* **Exercise prompt**: Check each line of the listing, and copy it if it contains the word "CORRELATION".

* **The input**:
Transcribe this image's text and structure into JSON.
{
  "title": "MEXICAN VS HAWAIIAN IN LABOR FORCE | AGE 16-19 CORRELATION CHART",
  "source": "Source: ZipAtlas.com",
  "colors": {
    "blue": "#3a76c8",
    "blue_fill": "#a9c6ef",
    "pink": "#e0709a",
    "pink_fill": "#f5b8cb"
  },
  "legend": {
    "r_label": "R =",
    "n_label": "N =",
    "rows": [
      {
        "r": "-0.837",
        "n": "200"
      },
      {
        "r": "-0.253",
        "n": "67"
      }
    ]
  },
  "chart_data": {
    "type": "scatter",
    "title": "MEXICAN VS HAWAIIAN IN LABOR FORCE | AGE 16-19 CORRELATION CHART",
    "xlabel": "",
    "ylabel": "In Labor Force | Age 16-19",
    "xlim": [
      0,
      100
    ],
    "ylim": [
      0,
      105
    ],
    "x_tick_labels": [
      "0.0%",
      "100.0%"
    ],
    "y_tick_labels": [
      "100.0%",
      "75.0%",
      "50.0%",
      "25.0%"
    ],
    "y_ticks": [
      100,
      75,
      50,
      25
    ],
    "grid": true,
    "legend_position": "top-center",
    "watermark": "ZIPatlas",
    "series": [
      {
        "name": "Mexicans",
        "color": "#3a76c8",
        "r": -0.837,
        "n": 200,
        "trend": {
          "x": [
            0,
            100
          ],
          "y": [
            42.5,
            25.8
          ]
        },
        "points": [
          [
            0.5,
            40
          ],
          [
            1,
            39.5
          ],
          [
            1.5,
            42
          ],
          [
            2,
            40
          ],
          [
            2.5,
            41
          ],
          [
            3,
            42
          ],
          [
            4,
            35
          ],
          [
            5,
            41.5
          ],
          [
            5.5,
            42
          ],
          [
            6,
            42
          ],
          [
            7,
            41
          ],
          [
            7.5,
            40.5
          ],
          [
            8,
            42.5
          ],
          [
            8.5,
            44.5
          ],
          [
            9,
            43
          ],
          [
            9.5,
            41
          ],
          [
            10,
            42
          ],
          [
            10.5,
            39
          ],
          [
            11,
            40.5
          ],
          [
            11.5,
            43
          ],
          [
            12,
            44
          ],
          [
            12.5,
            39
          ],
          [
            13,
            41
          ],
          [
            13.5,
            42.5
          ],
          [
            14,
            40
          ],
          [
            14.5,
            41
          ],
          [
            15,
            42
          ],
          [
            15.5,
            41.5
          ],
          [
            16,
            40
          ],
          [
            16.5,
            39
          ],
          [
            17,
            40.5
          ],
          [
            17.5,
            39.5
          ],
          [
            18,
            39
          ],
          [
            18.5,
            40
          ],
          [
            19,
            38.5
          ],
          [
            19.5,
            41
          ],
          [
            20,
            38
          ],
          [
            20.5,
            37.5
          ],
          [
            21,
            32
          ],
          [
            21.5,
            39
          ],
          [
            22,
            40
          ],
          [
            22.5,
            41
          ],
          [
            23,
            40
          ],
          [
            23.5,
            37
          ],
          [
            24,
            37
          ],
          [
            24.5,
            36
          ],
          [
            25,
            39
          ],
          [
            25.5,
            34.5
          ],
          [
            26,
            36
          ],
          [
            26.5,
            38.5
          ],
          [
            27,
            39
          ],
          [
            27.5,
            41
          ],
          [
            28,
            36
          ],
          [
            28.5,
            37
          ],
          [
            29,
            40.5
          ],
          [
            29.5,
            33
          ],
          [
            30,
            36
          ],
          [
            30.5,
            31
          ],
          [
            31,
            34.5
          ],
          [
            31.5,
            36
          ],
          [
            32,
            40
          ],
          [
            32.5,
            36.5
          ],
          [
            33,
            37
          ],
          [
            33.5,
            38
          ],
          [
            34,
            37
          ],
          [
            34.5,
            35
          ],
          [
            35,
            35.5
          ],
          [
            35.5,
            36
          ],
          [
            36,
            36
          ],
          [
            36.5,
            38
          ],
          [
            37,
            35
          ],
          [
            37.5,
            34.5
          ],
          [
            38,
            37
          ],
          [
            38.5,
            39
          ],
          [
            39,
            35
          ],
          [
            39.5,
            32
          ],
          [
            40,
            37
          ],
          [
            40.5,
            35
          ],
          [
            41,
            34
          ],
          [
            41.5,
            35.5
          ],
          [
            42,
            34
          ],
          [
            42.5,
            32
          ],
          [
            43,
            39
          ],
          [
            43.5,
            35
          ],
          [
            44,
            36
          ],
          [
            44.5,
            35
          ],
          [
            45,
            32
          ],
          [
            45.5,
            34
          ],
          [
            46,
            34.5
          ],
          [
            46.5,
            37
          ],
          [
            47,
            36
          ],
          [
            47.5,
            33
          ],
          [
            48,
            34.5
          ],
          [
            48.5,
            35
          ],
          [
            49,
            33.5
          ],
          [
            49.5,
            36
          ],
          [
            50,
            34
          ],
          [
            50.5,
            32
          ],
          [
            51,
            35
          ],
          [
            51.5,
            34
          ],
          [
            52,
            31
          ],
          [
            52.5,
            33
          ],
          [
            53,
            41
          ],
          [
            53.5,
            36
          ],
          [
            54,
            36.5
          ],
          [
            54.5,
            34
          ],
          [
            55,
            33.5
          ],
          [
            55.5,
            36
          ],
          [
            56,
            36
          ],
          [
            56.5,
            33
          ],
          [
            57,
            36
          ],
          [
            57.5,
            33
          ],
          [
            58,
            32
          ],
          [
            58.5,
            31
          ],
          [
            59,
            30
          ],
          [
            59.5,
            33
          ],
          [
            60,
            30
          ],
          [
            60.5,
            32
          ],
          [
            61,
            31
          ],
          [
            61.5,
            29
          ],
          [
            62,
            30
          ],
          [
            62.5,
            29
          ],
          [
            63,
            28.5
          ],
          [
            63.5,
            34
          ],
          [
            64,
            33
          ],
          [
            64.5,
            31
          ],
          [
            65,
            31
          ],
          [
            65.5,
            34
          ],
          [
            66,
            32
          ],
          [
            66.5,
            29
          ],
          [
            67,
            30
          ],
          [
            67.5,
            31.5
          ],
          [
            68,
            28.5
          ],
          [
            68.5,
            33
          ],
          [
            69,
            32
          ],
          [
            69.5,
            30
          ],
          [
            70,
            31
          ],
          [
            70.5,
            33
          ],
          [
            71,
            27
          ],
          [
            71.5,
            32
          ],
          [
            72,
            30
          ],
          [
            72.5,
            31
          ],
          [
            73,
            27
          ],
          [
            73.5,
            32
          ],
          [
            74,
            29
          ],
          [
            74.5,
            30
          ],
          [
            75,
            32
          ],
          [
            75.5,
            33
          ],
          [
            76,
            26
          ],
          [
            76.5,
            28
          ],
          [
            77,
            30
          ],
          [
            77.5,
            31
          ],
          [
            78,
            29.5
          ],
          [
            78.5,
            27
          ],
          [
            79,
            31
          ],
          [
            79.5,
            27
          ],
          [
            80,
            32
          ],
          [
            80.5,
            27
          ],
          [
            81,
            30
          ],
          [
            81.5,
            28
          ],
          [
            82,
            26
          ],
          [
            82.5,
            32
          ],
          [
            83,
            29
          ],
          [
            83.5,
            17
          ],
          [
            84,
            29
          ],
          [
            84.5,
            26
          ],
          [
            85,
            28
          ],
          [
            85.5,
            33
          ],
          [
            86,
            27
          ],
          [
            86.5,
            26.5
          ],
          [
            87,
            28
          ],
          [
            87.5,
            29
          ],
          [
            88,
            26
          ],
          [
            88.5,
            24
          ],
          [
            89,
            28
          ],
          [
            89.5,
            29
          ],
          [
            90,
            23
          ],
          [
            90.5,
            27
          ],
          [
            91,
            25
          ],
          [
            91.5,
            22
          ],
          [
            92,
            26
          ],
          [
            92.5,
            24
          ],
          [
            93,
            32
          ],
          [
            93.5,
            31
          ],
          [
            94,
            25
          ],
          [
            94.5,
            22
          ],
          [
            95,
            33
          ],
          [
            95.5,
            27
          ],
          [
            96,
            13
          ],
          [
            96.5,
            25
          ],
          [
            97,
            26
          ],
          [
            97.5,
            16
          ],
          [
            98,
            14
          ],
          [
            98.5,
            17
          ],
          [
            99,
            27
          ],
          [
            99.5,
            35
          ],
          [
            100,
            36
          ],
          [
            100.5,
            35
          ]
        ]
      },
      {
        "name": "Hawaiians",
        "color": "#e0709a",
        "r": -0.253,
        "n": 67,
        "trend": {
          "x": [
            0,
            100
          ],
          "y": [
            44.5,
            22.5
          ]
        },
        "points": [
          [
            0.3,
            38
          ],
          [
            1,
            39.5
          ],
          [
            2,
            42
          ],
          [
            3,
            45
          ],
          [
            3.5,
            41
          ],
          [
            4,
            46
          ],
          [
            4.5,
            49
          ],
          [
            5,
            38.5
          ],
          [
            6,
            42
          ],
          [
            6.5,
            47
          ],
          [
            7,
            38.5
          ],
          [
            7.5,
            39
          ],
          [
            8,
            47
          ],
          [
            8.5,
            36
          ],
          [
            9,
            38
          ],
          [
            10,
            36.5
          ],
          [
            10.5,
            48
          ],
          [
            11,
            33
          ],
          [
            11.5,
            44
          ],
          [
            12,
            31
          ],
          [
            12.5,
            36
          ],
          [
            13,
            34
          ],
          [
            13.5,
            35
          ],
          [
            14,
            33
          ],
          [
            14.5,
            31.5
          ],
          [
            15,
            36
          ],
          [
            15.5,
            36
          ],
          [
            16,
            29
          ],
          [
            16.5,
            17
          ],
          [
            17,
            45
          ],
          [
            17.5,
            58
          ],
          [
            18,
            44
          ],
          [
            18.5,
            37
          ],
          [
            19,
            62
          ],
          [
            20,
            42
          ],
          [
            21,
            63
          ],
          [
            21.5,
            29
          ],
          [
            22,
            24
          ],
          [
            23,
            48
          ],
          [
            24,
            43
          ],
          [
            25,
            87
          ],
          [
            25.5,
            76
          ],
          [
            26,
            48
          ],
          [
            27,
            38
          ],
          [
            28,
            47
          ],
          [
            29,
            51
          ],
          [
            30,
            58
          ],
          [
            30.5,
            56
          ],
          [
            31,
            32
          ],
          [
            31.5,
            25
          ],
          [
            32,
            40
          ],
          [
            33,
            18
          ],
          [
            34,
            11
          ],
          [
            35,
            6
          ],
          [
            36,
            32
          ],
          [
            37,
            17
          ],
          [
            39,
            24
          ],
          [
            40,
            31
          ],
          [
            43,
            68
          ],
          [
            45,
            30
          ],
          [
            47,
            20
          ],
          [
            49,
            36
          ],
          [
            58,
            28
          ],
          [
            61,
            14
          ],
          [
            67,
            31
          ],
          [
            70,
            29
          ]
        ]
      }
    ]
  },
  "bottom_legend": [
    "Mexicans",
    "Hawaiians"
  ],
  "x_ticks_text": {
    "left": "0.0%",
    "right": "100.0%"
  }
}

* **Correct response**:
  "title": "MEXICAN VS HAWAIIAN IN LABOR FORCE | AGE 16-19 CORRELATION CHART",
    "title": "MEXICAN VS HAWAIIAN IN LABOR FORCE | AGE 16-19 CORRELATION CHART",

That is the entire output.